Repeat word for word everything from the line containing "Transcribe the text in this document." to the end of the listing, first and last lines included, and only that.

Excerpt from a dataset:

++++++++++

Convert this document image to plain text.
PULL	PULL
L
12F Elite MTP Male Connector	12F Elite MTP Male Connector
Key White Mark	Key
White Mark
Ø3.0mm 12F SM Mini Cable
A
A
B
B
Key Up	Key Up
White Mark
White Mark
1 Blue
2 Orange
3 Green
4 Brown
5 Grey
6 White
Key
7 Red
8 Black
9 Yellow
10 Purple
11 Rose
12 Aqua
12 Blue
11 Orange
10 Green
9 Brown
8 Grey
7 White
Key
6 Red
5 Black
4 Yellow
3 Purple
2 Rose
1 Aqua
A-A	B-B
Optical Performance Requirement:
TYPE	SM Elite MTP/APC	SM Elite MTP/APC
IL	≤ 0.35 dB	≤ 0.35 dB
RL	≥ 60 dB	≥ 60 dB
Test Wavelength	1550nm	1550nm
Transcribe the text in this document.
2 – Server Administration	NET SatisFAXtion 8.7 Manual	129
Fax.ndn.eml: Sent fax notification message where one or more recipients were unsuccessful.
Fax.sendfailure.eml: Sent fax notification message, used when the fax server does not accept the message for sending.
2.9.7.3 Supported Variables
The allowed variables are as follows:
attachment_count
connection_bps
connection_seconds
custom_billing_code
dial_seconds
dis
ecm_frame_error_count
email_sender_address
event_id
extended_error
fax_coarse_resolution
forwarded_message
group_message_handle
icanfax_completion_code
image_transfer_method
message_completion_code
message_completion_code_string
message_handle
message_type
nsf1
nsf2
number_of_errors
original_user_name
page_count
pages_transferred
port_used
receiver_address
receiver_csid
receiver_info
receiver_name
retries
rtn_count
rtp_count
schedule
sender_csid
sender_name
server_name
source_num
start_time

++++++++++

# SOLUTION TO THIS PROBLEM:
Transcribe the text in this document.
2 – Server Administration	NET SatisFAXtion 8.7 Manual	129
Fax.ndn.eml: Sent fax notification message where one or more recipients were unsuccessful.
Fax.sendfailure.eml: Sent fax notification message, used when the fax server does not accept the message for sending.
2.9.7.3 Supported Variables
The allowed variables are as follows:
attachment_count
connection_bps
connection_seconds
custom_billing_code
dial_seconds
dis
ecm_frame_error_count
email_sender_address
event_id
extended_error
fax_coarse_resolution
forwarded_message
group_message_handle
icanfax_completion_code
image_transfer_method
message_completion_code
message_completion_code_string
message_handle
message_type
nsf1
nsf2
number_of_errors
original_user_name
page_count
pages_transferred
port_used
receiver_address
receiver_csid
receiver_info
receiver_name
retries
rtn_count
rtp_count
schedule
sender_csid
sender_name
server_name
source_num
start_time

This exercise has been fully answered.